## start RECORDED INFORMATION

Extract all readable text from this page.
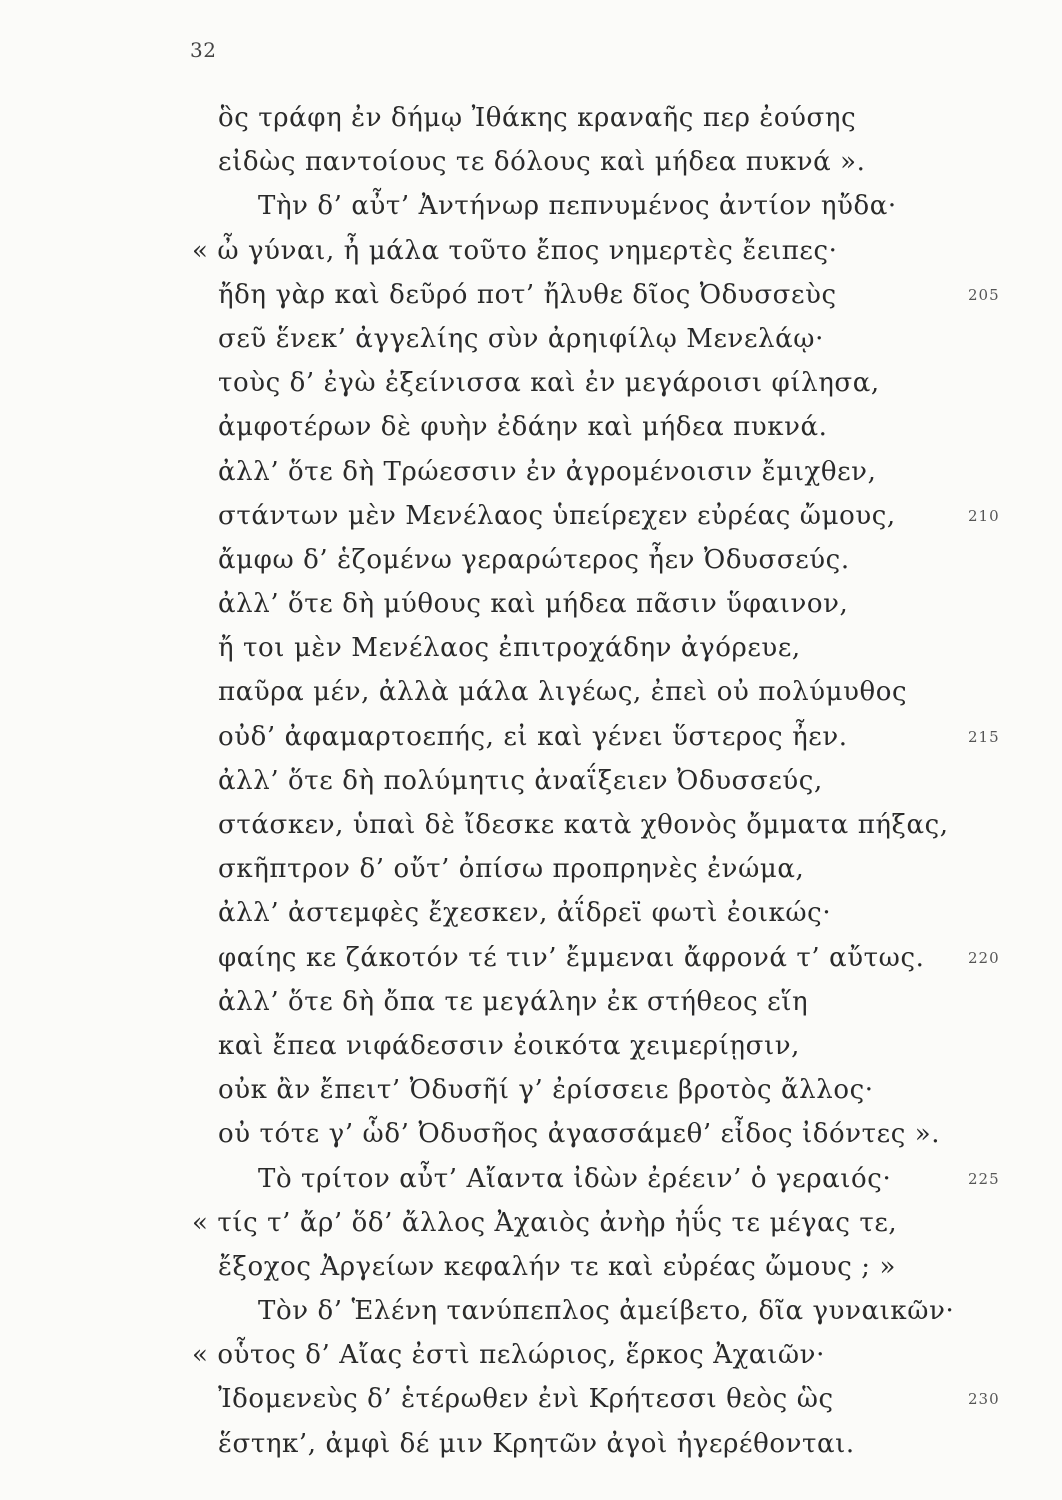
32
ὃς τράφη ἐν δήμῳ Ἰθάκης κραναῆς περ ἐούσης
εἰδὼς παντοίους τε δόλους καὶ μήδεα πυκνά ».
Τὴν δ’ αὖτ’ Ἀντήνωρ πεπνυμένος ἀντίον ηὔδα·
« ὦ γύναι, ἦ μάλα τοῦτο ἔπος νημερτὲς ἔειπες·
ἤδη γὰρ καὶ δεῦρό ποτ’ ἤλυθε δῖος Ὀδυσσεὺς	205
σεῦ ἕνεκ’ ἀγγελίης σὺν ἀρηιφίλῳ Μενελάῳ·
τοὺς δ’ ἐγὼ ἐξείνισσα καὶ ἐν μεγάροισι φίλησα,
ἀμφοτέρων δὲ φυὴν ἐδάην καὶ μήδεα πυκνά.
ἀλλ’ ὅτε δὴ Τρώεσσιν ἐν ἀγρομένοισιν ἔμιχθεν,
στάντων μὲν Μενέλαος ὑπείρεχεν εὐρέας ὤμους,	210
ἄμφω δ’ ἑζομένω γεραρώτερος ἦεν Ὀδυσσεύς.
ἀλλ’ ὅτε δὴ μύθους καὶ μήδεα πᾶσιν ὕφαινον,
ἤ τοι μὲν Μενέλαος ἐπιτροχάδην ἀγόρευε,
παῦρα μέν, ἀλλὰ μάλα λιγέως, ἐπεὶ οὐ πολύμυθος
οὐδ’ ἀφαμαρτοεπής, εἰ καὶ γένει ὕστερος ἦεν.	215
ἀλλ’ ὅτε δὴ πολύμητις ἀναΐξειεν Ὀδυσσεύς,
στάσκεν, ὑπαὶ δὲ ἴδεσκε κατὰ χθονὸς ὄμματα πήξας,
σκῆπτρον δ’ οὔτ’ ὀπίσω προπρηνὲς ἐνώμα,
ἀλλ’ ἀστεμφὲς ἔχεσκεν, ἀΐδρεϊ φωτὶ ἐοικώς·
φαίης κε ζάκοτόν τέ τιν’ ἔμμεναι ἄφρονά τ’ αὔτως.	220
ἀλλ’ ὅτε δὴ ὄπα τε μεγάλην ἐκ στήθεος εἵη
καὶ ἔπεα νιφάδεσσιν ἐοικότα χειμερίῃσιν,
οὐκ ἂν ἔπειτ’ Ὀδυσῆί γ’ ἐρίσσειε βροτὸς ἄλλος·
οὐ τότε γ’ ὧδ’ Ὀδυσῆος ἀγασσάμεθ’ εἶδος ἰδόντες ».
Τὸ τρίτον αὖτ’ Αἴαντα ἰδὼν ἐρέειν’ ὁ γεραιός·	225
« τίς τ’ ἄρ’ ὅδ’ ἄλλος Ἀχαιὸς ἀνὴρ ἠΰς τε μέγας τε,
ἔξοχος Ἀργείων κεφαλήν τε καὶ εὐρέας ὤμους ; »
Τὸν δ’ Ἑλένη τανύπεπλος ἀμείβετο, δῖα γυναικῶν·
« οὗτος δ’ Αἴας ἐστὶ πελώριος, ἕρκος Ἀχαιῶν·
Ἰδομενεὺς δ’ ἑτέρωθεν ἐνὶ Κρήτεσσι θεὸς ὣς	230
ἕστηκ’, ἀμφὶ δέ μιν Κρητῶν ἀγοὶ ἠγερέθονται.
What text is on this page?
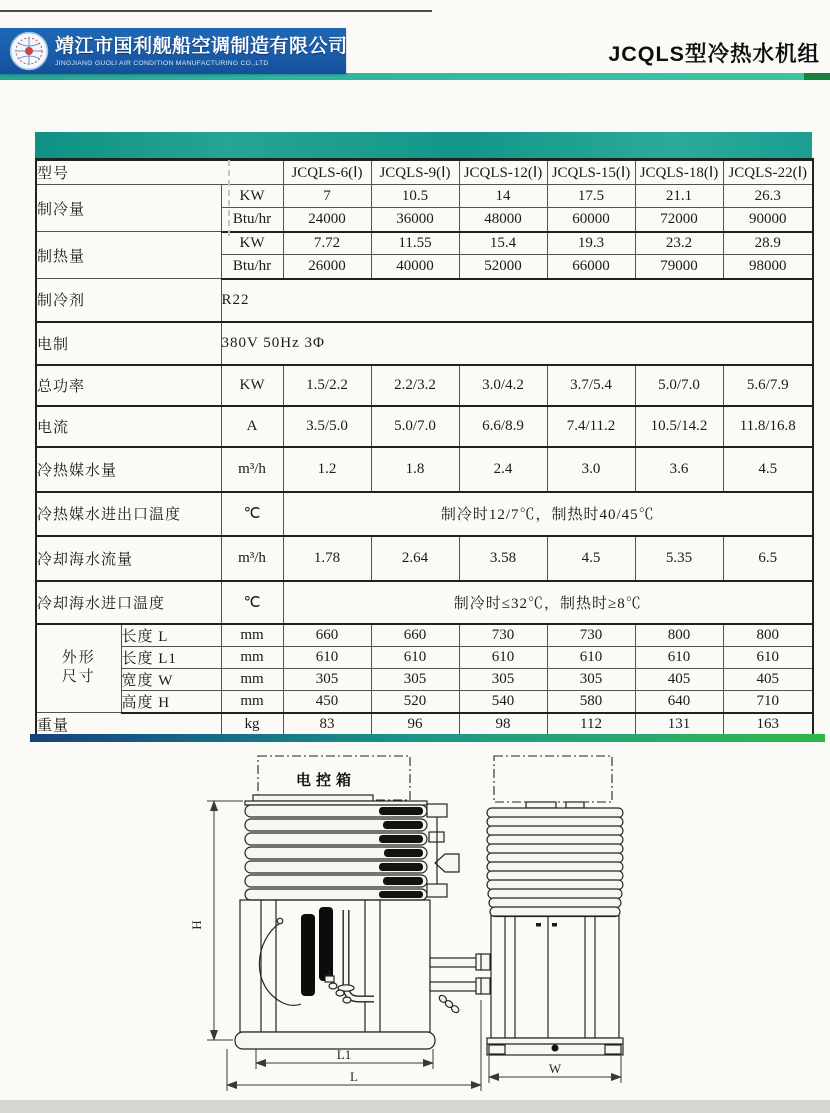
靖江市国利舰船空调制造有限公司
JINGJIANG GUOLI AIR CONDITION MANUFACTURING CO.,LTD	JCQLS型冷热水机组
型号			JCQLS-6(Ⅰ)	JCQLS-9(Ⅰ)	JCQLS-12(Ⅰ)	JCQLS-15(Ⅰ)	JCQLS-18(Ⅰ)	JCQLS-22(Ⅰ)
制冷量		KW	7	10.5	14	17.5	21.1	26.3
		Btu/hr	24000	36000	48000	60000	72000	90000
制热量		KW	7.72	11.55	15.4	19.3	23.2	28.9
		Btu/hr	26000	40000	52000	66000	79000	98000
制冷剂		R22						
电制		380V 50Hz 3Φ						
总功率		KW	1.5/2.2	2.2/3.2	3.0/4.2	3.7/5.4	5.0/7.0	5.6/7.9
电流		A	3.5/5.0	5.0/7.0	6.6/8.9	7.4/11.2	10.5/14.2	11.8/16.8
冷热媒水量		m³/h	1.2	1.8	2.4	3.0	3.6	4.5
冷热媒水进出口温度		℃	制冷时12/7℃，制热时40/45℃					
冷却海水流量		m³/h	1.78	2.64	3.58	4.5	5.35	6.5
冷却海水进口温度		℃	制冷时≤32℃，制热时≥8℃					
外形尺寸	长度 L	mm	660	660	730	730	800	800
	长度 L1	mm	610	610	610	610	610	610
	宽度 W	mm	305	305	305	305	405	405
	高度 H	mm	450	520	540	580	640	710
重量		kg	83	96	98	112	131	163
电控箱
H
L1
L
W
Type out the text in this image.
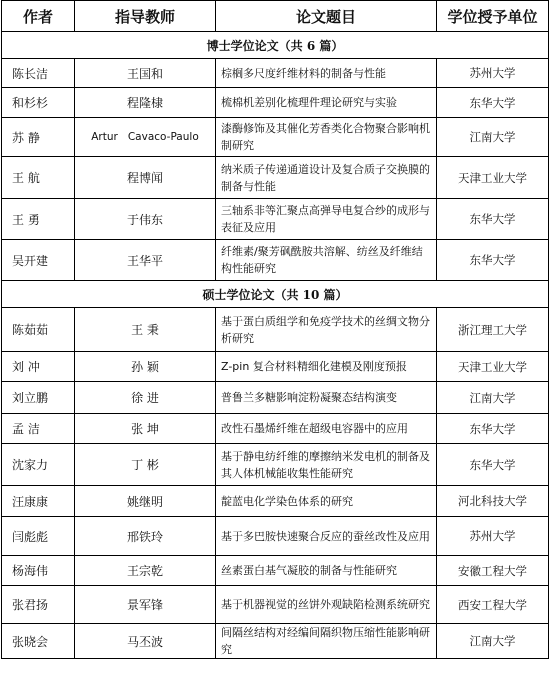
作者	指导教师	论文题目	学位授予单位
博士学位论文（共 6 篇）			
陈长洁	王国和	棕榈多尺度纤维材料的制备与性能	苏州大学
和杉杉	程隆棣	梳棉机差别化梳理件理论研究与实验	东华大学
苏 静	Artur   Cavaco-Paulo	漆酶修饰及其催化芳香类化合物聚合影响机制研究	江南大学
王 航	程博闻	纳米质子传递通道设计及复合质子交换膜的制备与性能	天津工业大学
王 勇	于伟东	三轴系非等汇聚点高弹导电复合纱的成形与表征及应用	东华大学
吴开建	王华平	纤维素/聚芳砜酰胺共溶解、纺丝及纤维结构性能研究	东华大学
硕士学位论文（共 10 篇）			
陈茹茹	王 秉	基于蛋白质组学和免疫学技术的丝绸文物分析研究	浙江理工大学
刘 冲	孙 颖	Z-pin 复合材料精细化建模及刚度预报	天津工业大学
刘立鹏	徐 进	普鲁兰多糖影响淀粉凝聚态结构演变	江南大学
孟 洁	张 坤	改性石墨烯纤维在超级电容器中的应用	东华大学
沈家力	丁 彬	基于静电纺纤维的摩擦纳米发电机的制备及其人体机械能收集性能研究	东华大学
汪康康	姚继明	靛蓝电化学染色体系的研究	河北科技大学
闫彪彪	邢铁玲	基于多巴胺快速聚合反应的蚕丝改性及应用	苏州大学
杨海伟	王宗乾	丝素蛋白基气凝胶的制备与性能研究	安徽工程大学
张君扬	景军锋	基于机器视觉的丝饼外观缺陷检测系统研究	西安工程大学
张晓会	马丕波	间隔丝结构对经编间隔织物压缩性能影响研究	江南大学
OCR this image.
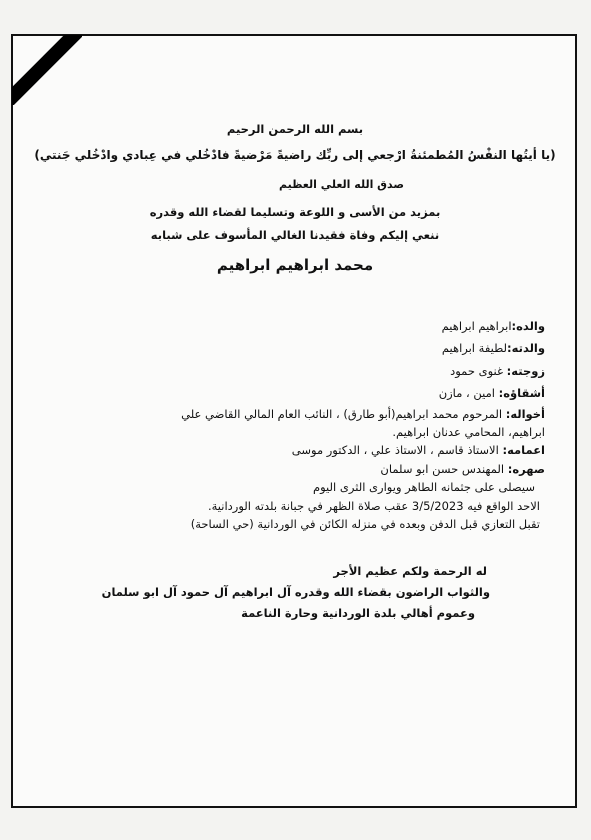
بسم الله الرحمن الرحيم
(يا أيتُها النفْسُ المُطمئنةُ ارْجعي إلى ربِّك راضيةً مَرْضيةً فادْخُلي في عِبادي وادْخُلي جَنتي)
صدق الله العلي العظيم
بمزيد من الأسى و اللوعة وتسليما لقضاء الله وقدره
ننعي إليكم وفاة فقيدنا الغالي المأسوف على شبابه
محمد ابراهيم ابراهيم
والده:ابراهيم ابراهيم
والدته:لطيفة ابراهيم
زوجته: غنوى حمود
أشقاؤه: امين ، مازن
أخواله: المرحوم محمد ابراهيم(أبو طارق) ، النائب العام المالي القاضي علي
ابراهيم، المحامي عدنان ابراهيم.
اعمامه: الاستاذ قاسم ، الاستاذ علي ، الدكتور موسى
صهره: المهندس حسن ابو سلمان
سيصلى على جثمانه الطاهر ويوارى الثرى اليوم
الاحد الواقع فيه 3/5/2023 عقب صلاة الظهر في جبانة بلدته الوردانية.
تقبل التعازي قبل الدفن وبعده في منزله الكائن في الوردانية (حي الساحة)
له الرحمة ولكم عظيم الأجر
والثواب الراضون بقضاء الله وقدره آل ابراهيم آل حمود آل ابو سلمان
وعموم أهالي بلدة الوردانية وحارة الناعمة
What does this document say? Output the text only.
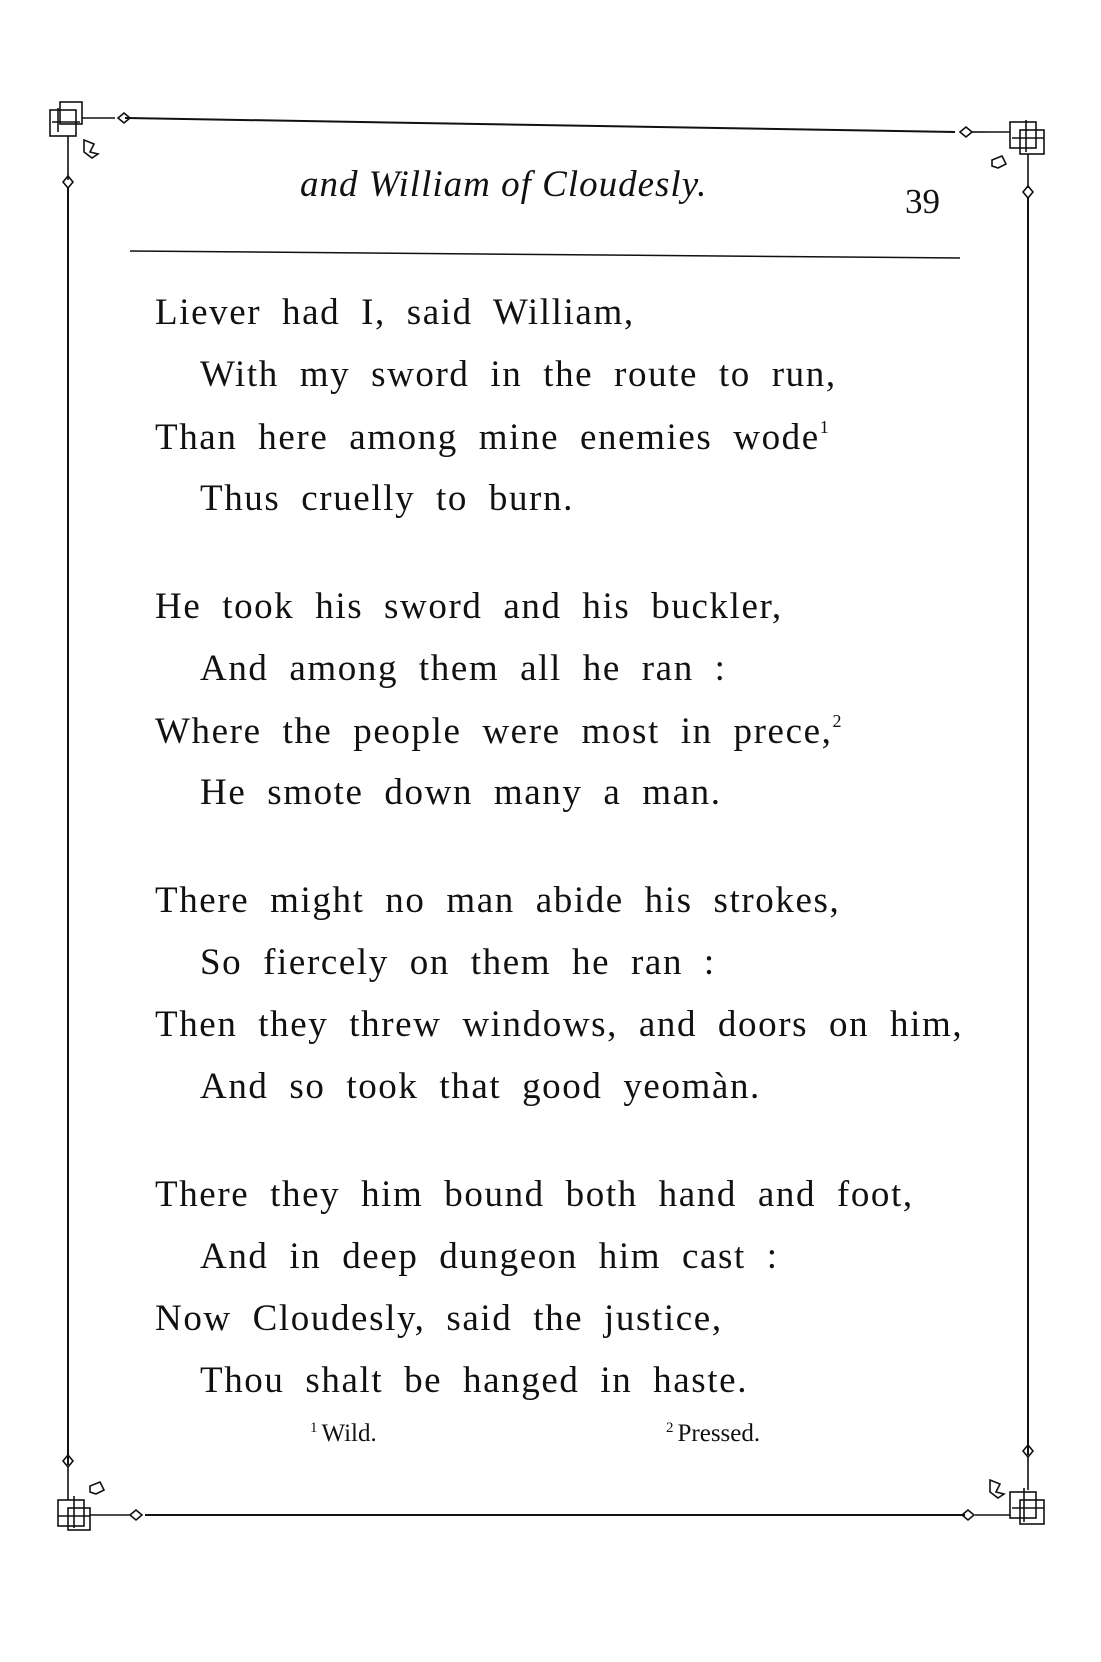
and William of Cloudesly.	39
Liever had I, said William,
With my sword in the route to run,
Than here among mine enemies wode$^1$
Thus cruelly to burn.
He took his sword and his buckler,
And among them all he ran :
Where the people were most in prece,$^2$
He smote down many a man.
There might no man abide his strokes,
So fiercely on them he ran :
Then they threw windows, and doors on him,
And so took that good yeomàn.
There they him bound both hand and foot,
And in deep dungeon him cast :
Now Cloudesly, said the justice,
Thou shalt be hanged in haste.
$^1$ Wild.	$^2$ Pressed.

## end RECORDED INFORMATION

Note every line above where the string "苏州大学" shows up, and copy those lines.

WRITTEN SOLUTION:
陈长洁	王国和	棕榈多尺度纤维材料的制备与性能	苏州大学
闫彪彪	邢铁玲	基于多巴胺快速聚合反应的蚕丝改性及应用	苏州大学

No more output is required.